Pictures don't belong in the copy; print all the records exactly.

"""

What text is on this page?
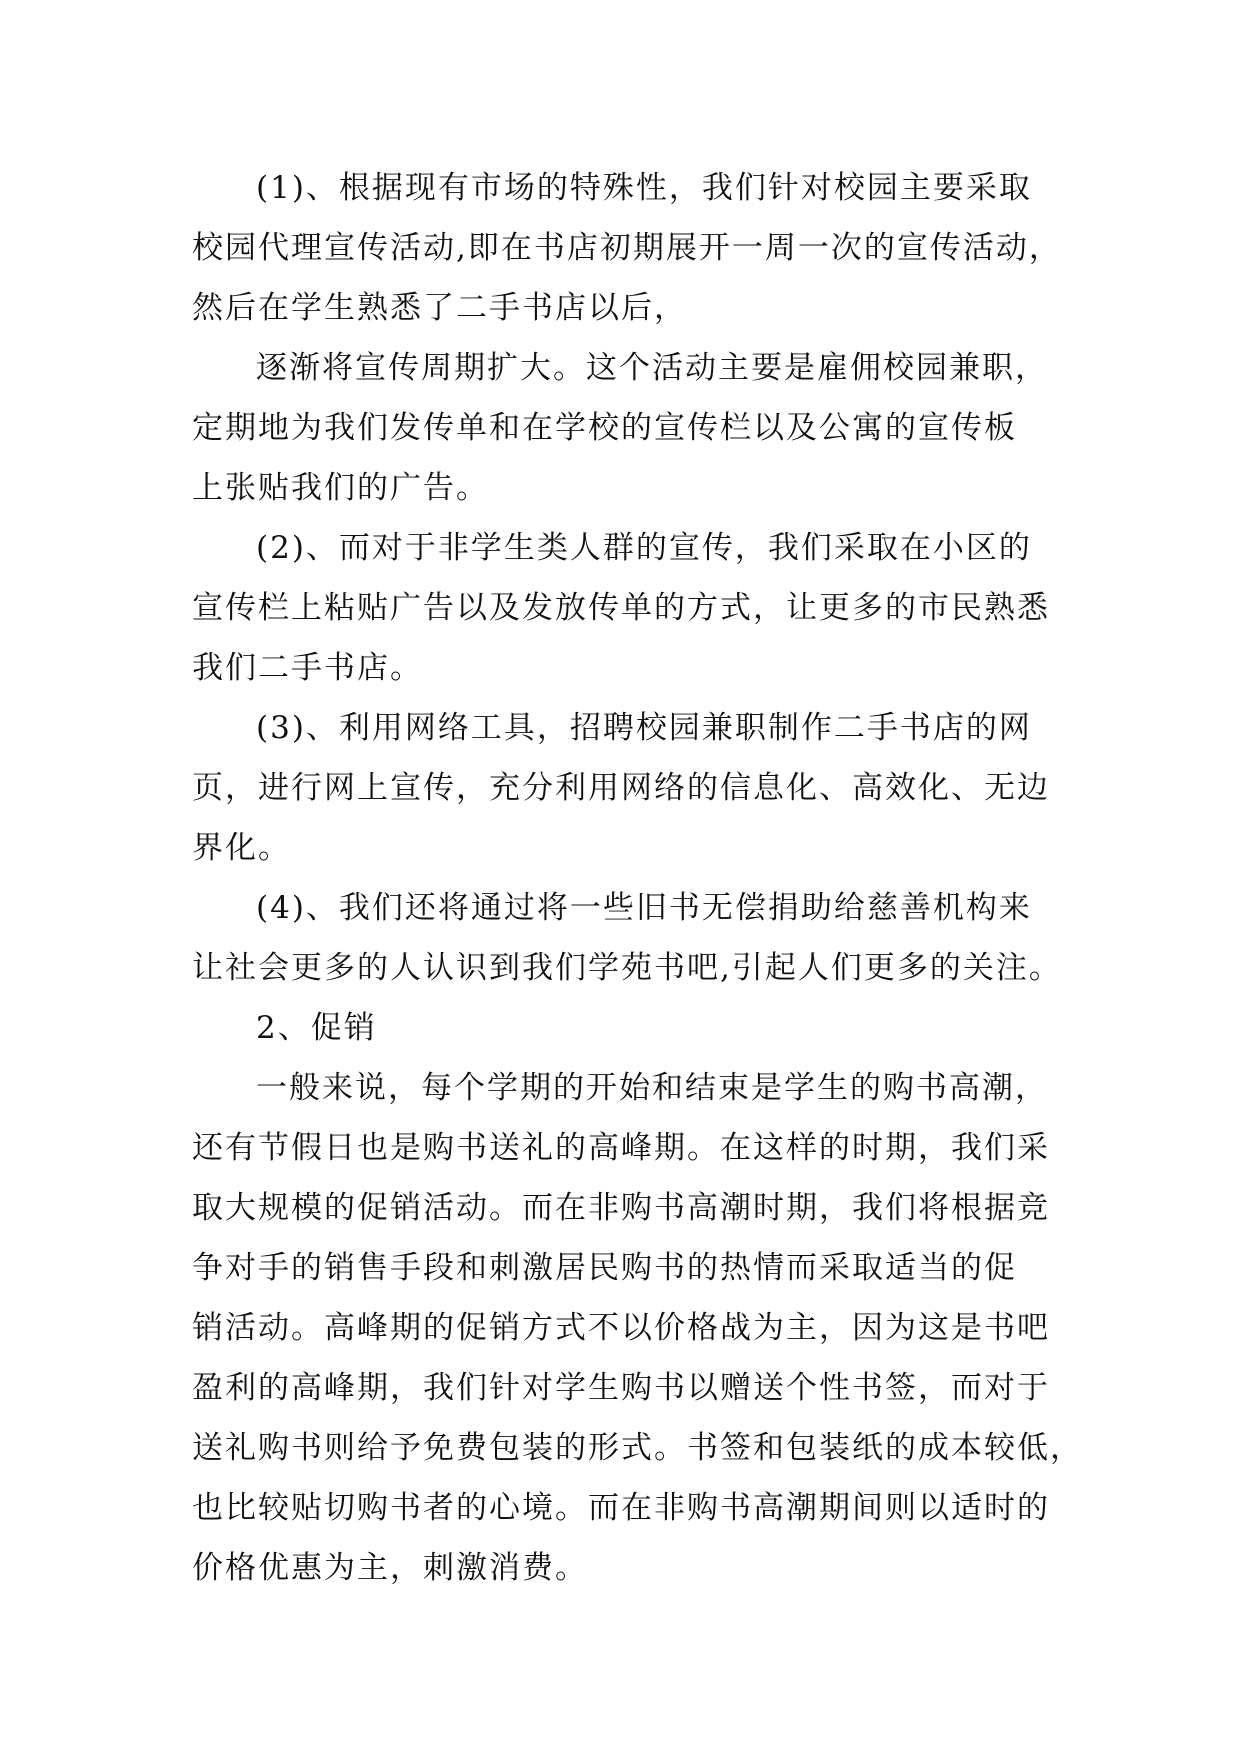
(1)、根据现有市场的特殊性，我们针对校园主要采取
校园代理宣传活动,即在书店初期展开一周一次的宣传活动，
然后在学生熟悉了二手书店以后，
逐渐将宣传周期扩大。这个活动主要是雇佣校园兼职，
定期地为我们发传单和在学校的宣传栏以及公寓的宣传板
上张贴我们的广告。
(2)、而对于非学生类人群的宣传，我们采取在小区的
宣传栏上粘贴广告以及发放传单的方式，让更多的市民熟悉
我们二手书店。
(3)、利用网络工具，招聘校园兼职制作二手书店的网
页，进行网上宣传，充分利用网络的信息化、高效化、无边
界化。
(4)、我们还将通过将一些旧书无偿捐助给慈善机构来
让社会更多的人认识到我们学苑书吧,引起人们更多的关注。
2、促销
一般来说，每个学期的开始和结束是学生的购书高潮，
还有节假日也是购书送礼的高峰期。在这样的时期，我们采
取大规模的促销活动。而在非购书高潮时期，我们将根据竞
争对手的销售手段和刺激居民购书的热情而采取适当的促
销活动。高峰期的促销方式不以价格战为主，因为这是书吧
盈利的高峰期，我们针对学生购书以赠送个性书签，而对于
送礼购书则给予免费包装的形式。书签和包装纸的成本较低，
也比较贴切购书者的心境。而在非购书高潮期间则以适时的
价格优惠为主，刺激消费。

"""

> _EXERCISE RESPONSE_:
What text is on this page?
(1)、根据现有市场的特殊性，我们针对校园主要采取
校园代理宣传活动,即在书店初期展开一周一次的宣传活动，
然后在学生熟悉了二手书店以后，
逐渐将宣传周期扩大。这个活动主要是雇佣校园兼职，
定期地为我们发传单和在学校的宣传栏以及公寓的宣传板
上张贴我们的广告。
(2)、而对于非学生类人群的宣传，我们采取在小区的
宣传栏上粘贴广告以及发放传单的方式，让更多的市民熟悉
我们二手书店。
(3)、利用网络工具，招聘校园兼职制作二手书店的网
页，进行网上宣传，充分利用网络的信息化、高效化、无边
界化。
(4)、我们还将通过将一些旧书无偿捐助给慈善机构来
让社会更多的人认识到我们学苑书吧,引起人们更多的关注。
2、促销
一般来说，每个学期的开始和结束是学生的购书高潮，
还有节假日也是购书送礼的高峰期。在这样的时期，我们采
取大规模的促销活动。而在非购书高潮时期，我们将根据竞
争对手的销售手段和刺激居民购书的热情而采取适当的促
销活动。高峰期的促销方式不以价格战为主，因为这是书吧
盈利的高峰期，我们针对学生购书以赠送个性书签，而对于
送礼购书则给予免费包装的形式。书签和包装纸的成本较低，
也比较贴切购书者的心境。而在非购书高潮期间则以适时的
价格优惠为主，刺激消费。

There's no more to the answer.